═════ Material provided

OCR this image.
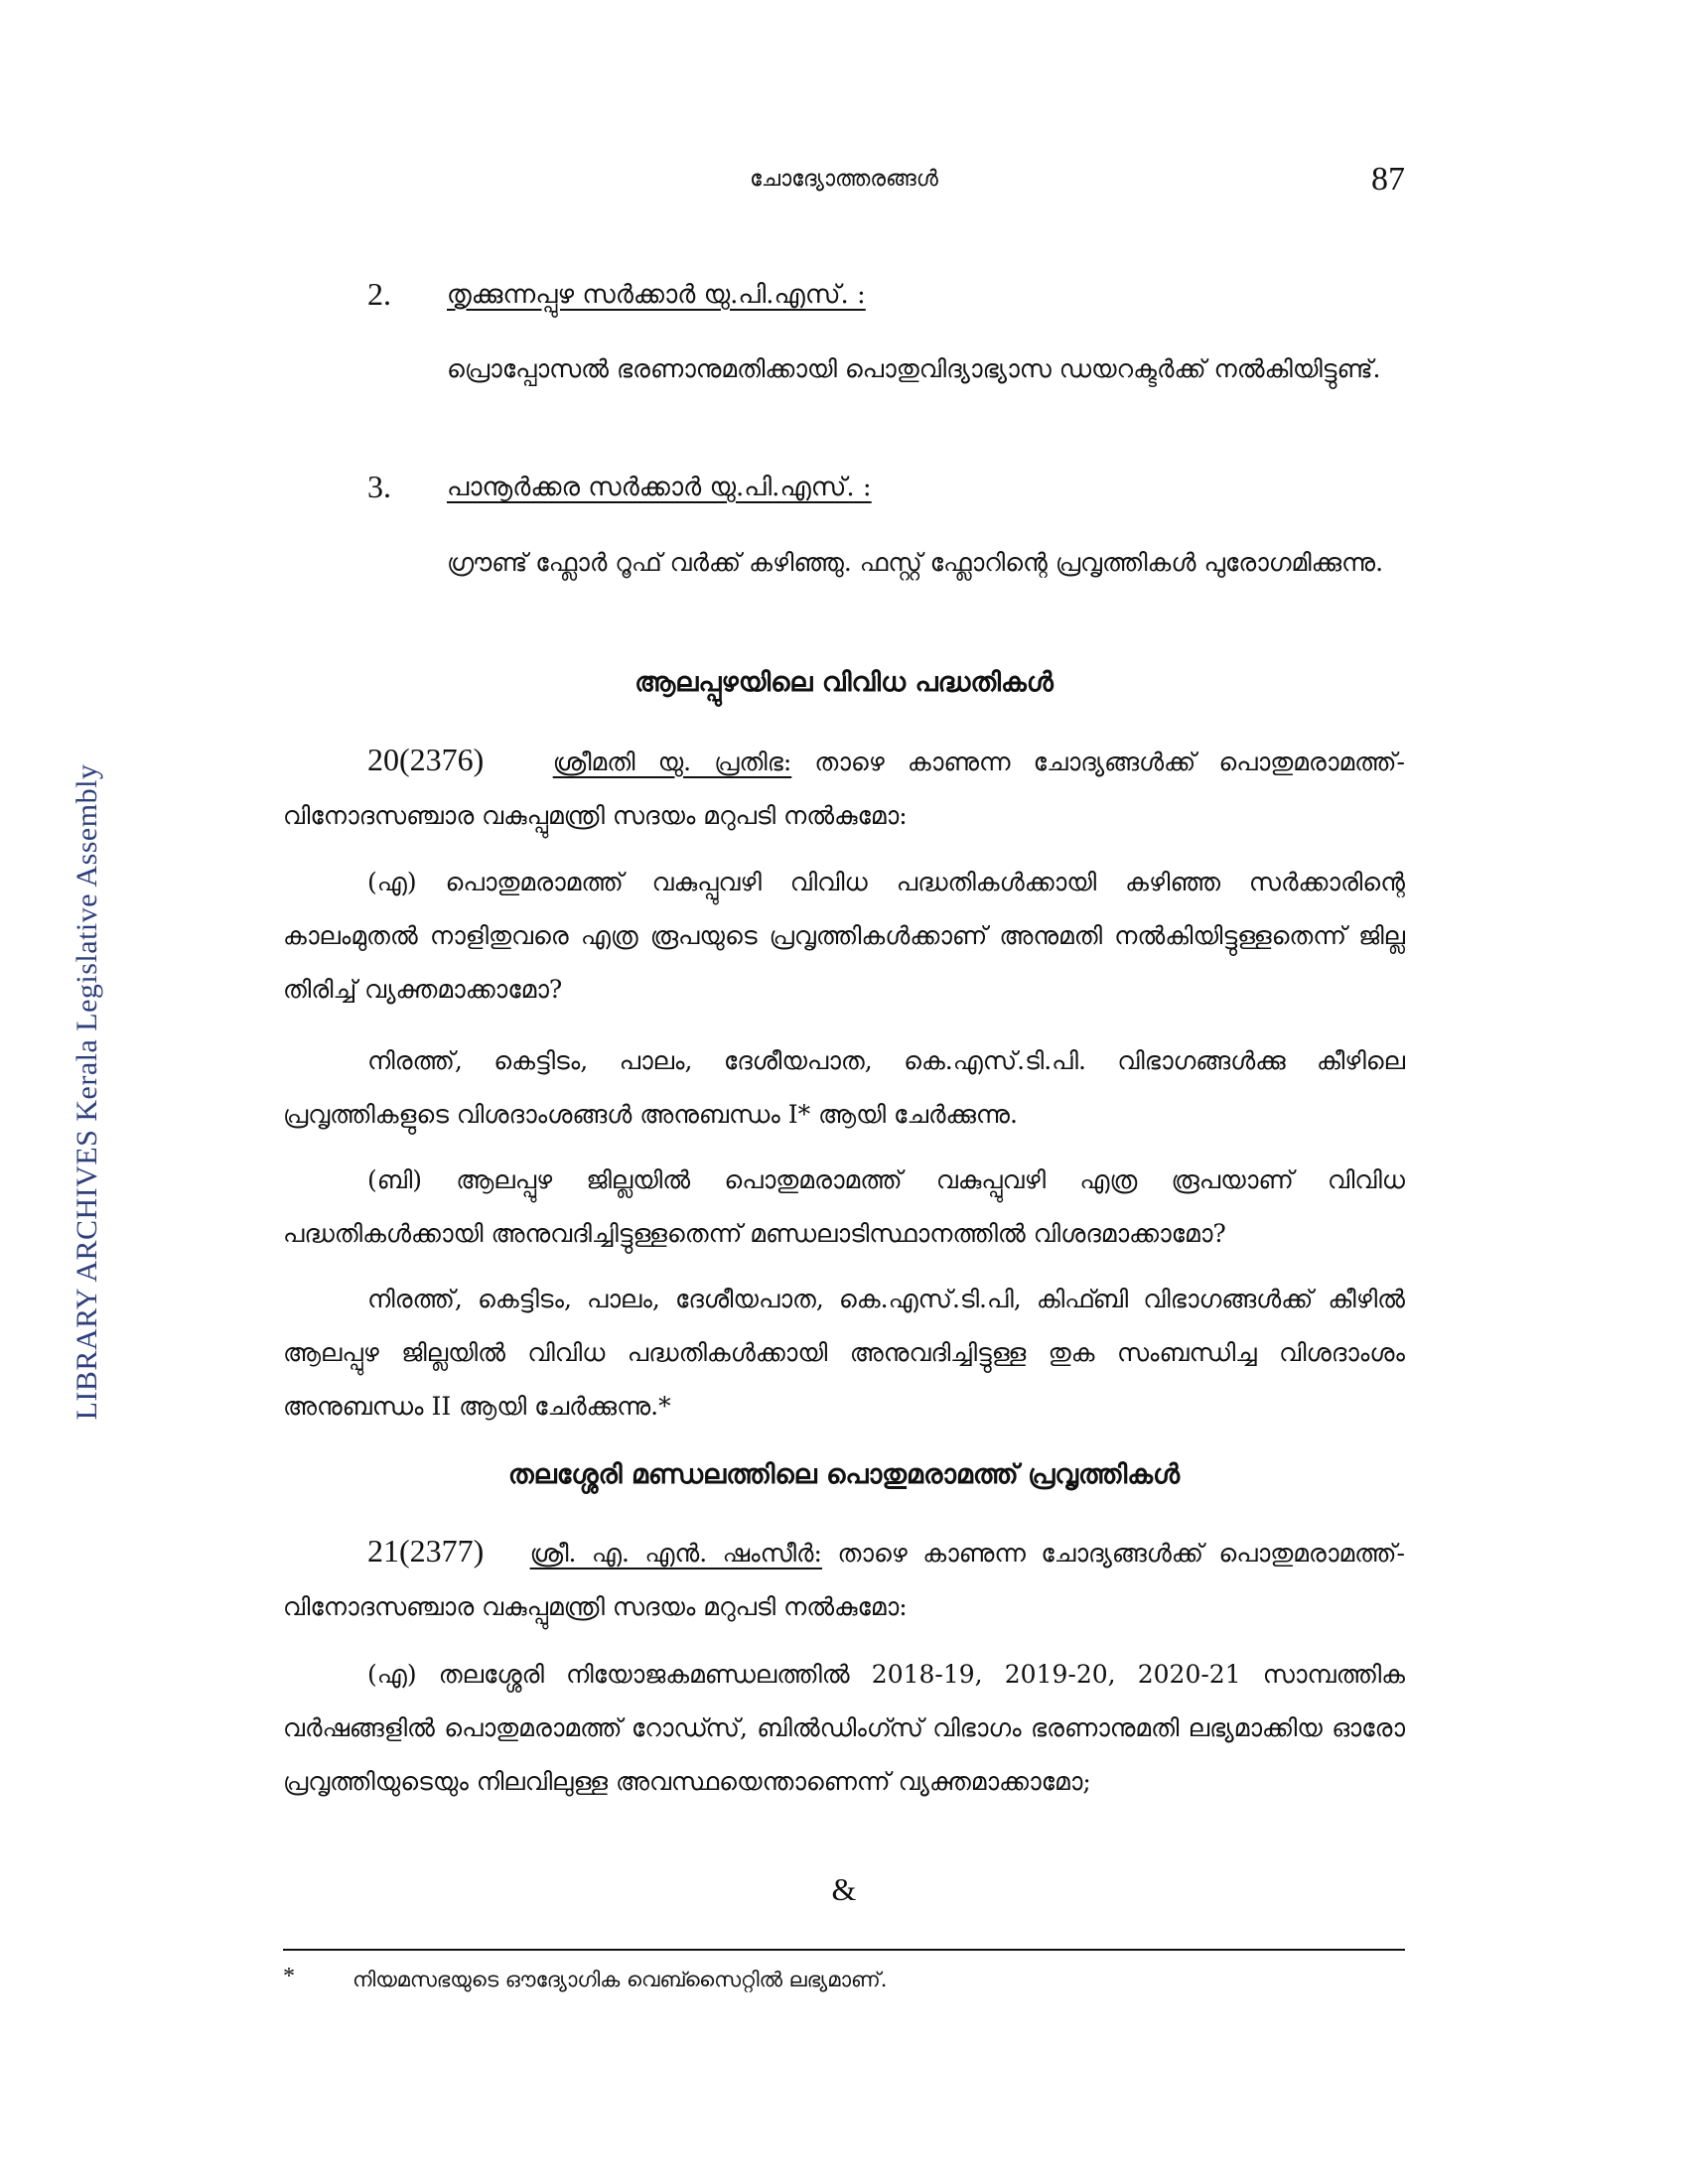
LIBRARY ARCHIVES Kerala Legislative Assembly
ചോദ്യോത്തരങ്ങൾ	87
2. തൃക്കുന്നപ്പുഴ സർക്കാർ യു.പി.എസ്. :
പ്രൊപ്പോസൽ ഭരണാനുമതിക്കായി പൊതുവിദ്യാഭ്യാസ ഡയറക്ടർക്ക് നൽകിയിട്ടുണ്ട്.
3. പാനൂർക്കര സർക്കാർ യു.പി.എസ്. :
ഗ്രൗണ്ട് ഫ്ലോർ റൂഫ് വർക്ക് കഴിഞ്ഞു. ഫസ്റ്റ് ഫ്ലോറിന്റെ പ്രവൃത്തികൾ പുരോഗമിക്കുന്നു.
ആലപ്പുഴയിലെ വിവിധ പദ്ധതികൾ
20(2376)	ശ്രീമതി യു. പ്രതിഭ: താഴെ കാണുന്ന ചോദ്യങ്ങൾക്ക് പൊതുമരാമത്ത്-വിനോദസഞ്ചാര വകുപ്പുമന്ത്രി സദയം മറുപടി നൽകുമോ:
(എ) പൊതുമരാമത്ത് വകുപ്പുവഴി വിവിധ പദ്ധതികൾക്കായി കഴിഞ്ഞ സർക്കാരിന്റെ കാലംമുതൽ നാളിതുവരെ എത്ര രൂപയുടെ പ്രവൃത്തികൾക്കാണ് അനുമതി നൽകിയിട്ടുള്ളതെന്ന് ജില്ല തിരിച്ച് വ്യക്തമാക്കാമോ?
നിരത്ത്, കെട്ടിടം, പാലം, ദേശീയപാത, കെ.എസ്.ടി.പി. വിഭാഗങ്ങൾക്കു കീഴിലെ പ്രവൃത്തികളുടെ വിശദാംശങ്ങൾ അനുബന്ധം I* ആയി ചേർക്കുന്നു.
(ബി) ആലപ്പുഴ ജില്ലയിൽ പൊതുമരാമത്ത് വകുപ്പുവഴി എത്ര രൂപയാണ് വിവിധ പദ്ധതികൾക്കായി അനുവദിച്ചിട്ടുള്ളതെന്ന് മണ്ഡലാടിസ്ഥാനത്തിൽ വിശദമാക്കാമോ?
നിരത്ത്, കെട്ടിടം, പാലം, ദേശീയപാത, കെ.എസ്.ടി.പി, കിഫ്ബി വിഭാഗങ്ങൾക്ക് കീഴിൽ ആലപ്പുഴ ജില്ലയിൽ വിവിധ പദ്ധതികൾക്കായി അനുവദിച്ചിട്ടുള്ള തുക സംബന്ധിച്ച വിശദാംശം അനുബന്ധം II ആയി ചേർക്കുന്നു.*
തലശ്ശേരി മണ്ഡലത്തിലെ പൊതുമരാമത്ത് പ്രവൃത്തികൾ
21(2377) ശ്രീ. എ. എൻ. ഷംസീർ: താഴെ കാണുന്ന ചോദ്യങ്ങൾക്ക് പൊതുമരാമത്ത്-വിനോദസഞ്ചാര വകുപ്പുമന്ത്രി സദയം മറുപടി നൽകുമോ:
(എ) തലശ്ശേരി നിയോജകമണ്ഡലത്തിൽ 2018-19, 2019-20, 2020-21 സാമ്പത്തിക വർഷങ്ങളിൽ പൊതുമരാമത്ത് റോഡ്സ്, ബിൽഡിംഗ്സ് വിഭാഗം ഭരണാനുമതി ലഭ്യമാക്കിയ ഓരോ പ്രവൃത്തിയുടെയും നിലവിലുള്ള അവസ്ഥയെന്താണെന്ന് വ്യക്തമാക്കാമോ;
&
*	നിയമസഭയുടെ ഔദ്യോഗിക വെബ്സൈറ്റിൽ ലഭ്യമാണ്.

══════════

- Request -
Quote each entry above verbatim and drop the pictures.

- Solved exercise -
OCR this image.
LIBRARY ARCHIVES Kerala Legislative Assembly
ചോദ്യോത്തരങ്ങൾ	87
2. തൃക്കുന്നപ്പുഴ സർക്കാർ യു.പി.എസ്. :
പ്രൊപ്പോസൽ ഭരണാനുമതിക്കായി പൊതുവിദ്യാഭ്യാസ ഡയറക്ടർക്ക് നൽകിയിട്ടുണ്ട്.
3. പാനൂർക്കര സർക്കാർ യു.പി.എസ്. :
ഗ്രൗണ്ട് ഫ്ലോർ റൂഫ് വർക്ക് കഴിഞ്ഞു. ഫസ്റ്റ് ഫ്ലോറിന്റെ പ്രവൃത്തികൾ പുരോഗമിക്കുന്നു.
ആലപ്പുഴയിലെ വിവിധ പദ്ധതികൾ
20(2376)	ശ്രീമതി യു. പ്രതിഭ: താഴെ കാണുന്ന ചോദ്യങ്ങൾക്ക് പൊതുമരാമത്ത്-വിനോദസഞ്ചാര വകുപ്പുമന്ത്രി സദയം മറുപടി നൽകുമോ:
(എ) പൊതുമരാമത്ത് വകുപ്പുവഴി വിവിധ പദ്ധതികൾക്കായി കഴിഞ്ഞ സർക്കാരിന്റെ കാലംമുതൽ നാളിതുവരെ എത്ര രൂപയുടെ പ്രവൃത്തികൾക്കാണ് അനുമതി നൽകിയിട്ടുള്ളതെന്ന് ജില്ല തിരിച്ച് വ്യക്തമാക്കാമോ?
നിരത്ത്, കെട്ടിടം, പാലം, ദേശീയപാത, കെ.എസ്.ടി.പി. വിഭാഗങ്ങൾക്കു കീഴിലെ പ്രവൃത്തികളുടെ വിശദാംശങ്ങൾ അനുബന്ധം I* ആയി ചേർക്കുന്നു.
(ബി) ആലപ്പുഴ ജില്ലയിൽ പൊതുമരാമത്ത് വകുപ്പുവഴി എത്ര രൂപയാണ് വിവിധ പദ്ധതികൾക്കായി അനുവദിച്ചിട്ടുള്ളതെന്ന് മണ്ഡലാടിസ്ഥാനത്തിൽ വിശദമാക്കാമോ?
നിരത്ത്, കെട്ടിടം, പാലം, ദേശീയപാത, കെ.എസ്.ടി.പി, കിഫ്ബി വിഭാഗങ്ങൾക്ക് കീഴിൽ ആലപ്പുഴ ജില്ലയിൽ വിവിധ പദ്ധതികൾക്കായി അനുവദിച്ചിട്ടുള്ള തുക സംബന്ധിച്ച വിശദാംശം അനുബന്ധം II ആയി ചേർക്കുന്നു.*
തലശ്ശേരി മണ്ഡലത്തിലെ പൊതുമരാമത്ത് പ്രവൃത്തികൾ
21(2377) ശ്രീ. എ. എൻ. ഷംസീർ: താഴെ കാണുന്ന ചോദ്യങ്ങൾക്ക് പൊതുമരാമത്ത്-വിനോദസഞ്ചാര വകുപ്പുമന്ത്രി സദയം മറുപടി നൽകുമോ:
(എ) തലശ്ശേരി നിയോജകമണ്ഡലത്തിൽ 2018-19, 2019-20, 2020-21 സാമ്പത്തിക വർഷങ്ങളിൽ പൊതുമരാമത്ത് റോഡ്സ്, ബിൽഡിംഗ്സ് വിഭാഗം ഭരണാനുമതി ലഭ്യമാക്കിയ ഓരോ പ്രവൃത്തിയുടെയും നിലവിലുള്ള അവസ്ഥയെന്താണെന്ന് വ്യക്തമാക്കാമോ;
&
*	നിയമസഭയുടെ ഔദ്യോഗിക വെബ്സൈറ്റിൽ ലഭ്യമാണ്.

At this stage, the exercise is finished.